### Given task:
Would you transcribe the whole listing exactly, minus its pictures?

### Data to use:
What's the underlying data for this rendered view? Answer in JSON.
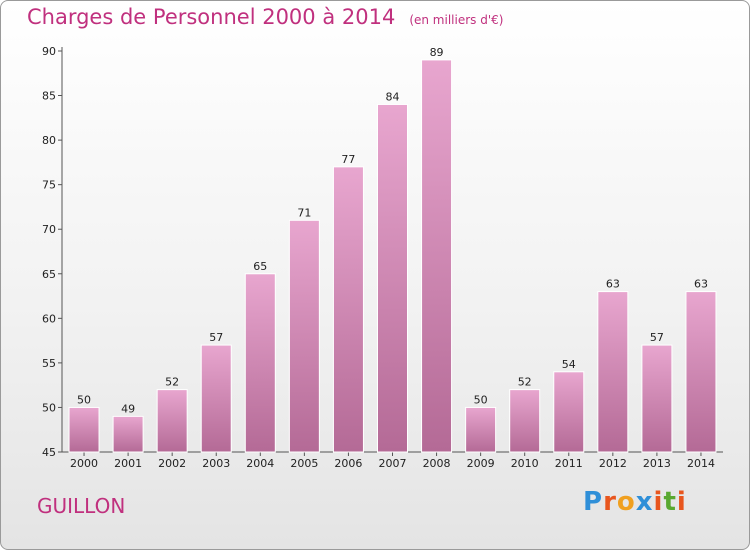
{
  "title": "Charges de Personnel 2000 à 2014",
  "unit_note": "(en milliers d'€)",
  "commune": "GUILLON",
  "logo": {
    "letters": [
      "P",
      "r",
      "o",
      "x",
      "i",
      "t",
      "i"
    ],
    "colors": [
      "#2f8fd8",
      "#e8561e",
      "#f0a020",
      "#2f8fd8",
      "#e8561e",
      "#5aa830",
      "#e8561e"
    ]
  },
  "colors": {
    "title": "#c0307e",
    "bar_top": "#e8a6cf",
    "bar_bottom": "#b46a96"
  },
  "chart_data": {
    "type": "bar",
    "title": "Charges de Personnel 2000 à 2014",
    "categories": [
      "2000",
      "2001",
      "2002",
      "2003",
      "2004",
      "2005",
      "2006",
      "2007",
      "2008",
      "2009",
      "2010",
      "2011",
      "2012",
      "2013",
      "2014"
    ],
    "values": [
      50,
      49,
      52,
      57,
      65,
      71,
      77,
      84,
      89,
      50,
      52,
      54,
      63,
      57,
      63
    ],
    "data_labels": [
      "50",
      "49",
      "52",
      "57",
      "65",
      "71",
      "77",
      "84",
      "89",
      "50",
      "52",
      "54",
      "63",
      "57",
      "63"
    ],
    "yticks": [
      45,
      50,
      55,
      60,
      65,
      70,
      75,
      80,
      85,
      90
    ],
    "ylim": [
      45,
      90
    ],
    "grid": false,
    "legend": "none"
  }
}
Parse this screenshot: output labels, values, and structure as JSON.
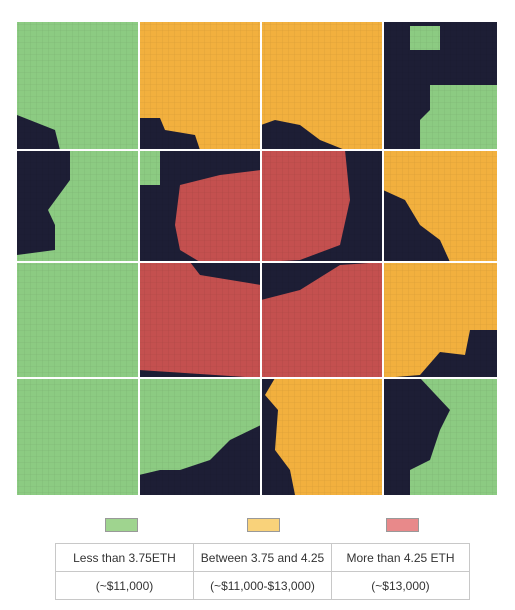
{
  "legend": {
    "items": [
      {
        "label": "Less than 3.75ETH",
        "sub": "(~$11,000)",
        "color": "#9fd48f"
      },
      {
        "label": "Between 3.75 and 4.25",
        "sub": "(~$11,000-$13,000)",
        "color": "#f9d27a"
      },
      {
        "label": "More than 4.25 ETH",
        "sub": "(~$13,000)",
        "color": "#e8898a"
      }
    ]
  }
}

### Exercise result:
What's the underlying data for this rendered view? Answer in JSON.
{
  "title": "Charges de Personnel 2000 à 2014",
  "unit_note": "(en milliers d'€)",
  "commune": "GUILLON",
  "logo": {
    "letters": [
      "P",
      "r",
      "o",
      "x",
      "i",
      "t",
      "i"
    ],
    "colors": [
      "#2f8fd8",
      "#e8561e",
      "#f0a020",
      "#2f8fd8",
      "#e8561e",
      "#5aa830",
      "#e8561e"
    ]
  },
  "colors": {
    "title": "#c0307e",
    "bar_top": "#e8a6cf",
    "bar_bottom": "#b46a96"
  },
  "chart_data": {
    "type": "bar",
    "title": "Charges de Personnel 2000 à 2014",
    "categories": [
      "2000",
      "2001",
      "2002",
      "2003",
      "2004",
      "2005",
      "2006",
      "2007",
      "2008",
      "2009",
      "2010",
      "2011",
      "2012",
      "2013",
      "2014"
    ],
    "values": [
      50,
      49,
      52,
      57,
      65,
      71,
      77,
      84,
      89,
      50,
      52,
      54,
      63,
      57,
      63
    ],
    "data_labels": [
      "50",
      "49",
      "52",
      "57",
      "65",
      "71",
      "77",
      "84",
      "89",
      "50",
      "52",
      "54",
      "63",
      "57",
      "63"
    ],
    "yticks": [
      45,
      50,
      55,
      60,
      65,
      70,
      75,
      80,
      85,
      90
    ],
    "ylim": [
      45,
      90
    ],
    "grid": false,
    "legend": "none"
  }
}
Parse this screenshot: output labels, values, and structure as JSON.
{
  "legend": {
    "items": [
      {
        "label": "Less than 3.75ETH",
        "sub": "(~$11,000)",
        "color": "#9fd48f"
      },
      {
        "label": "Between 3.75 and 4.25",
        "sub": "(~$11,000-$13,000)",
        "color": "#f9d27a"
      },
      {
        "label": "More than 4.25 ETH",
        "sub": "(~$13,000)",
        "color": "#e8898a"
      }
    ]
  }
}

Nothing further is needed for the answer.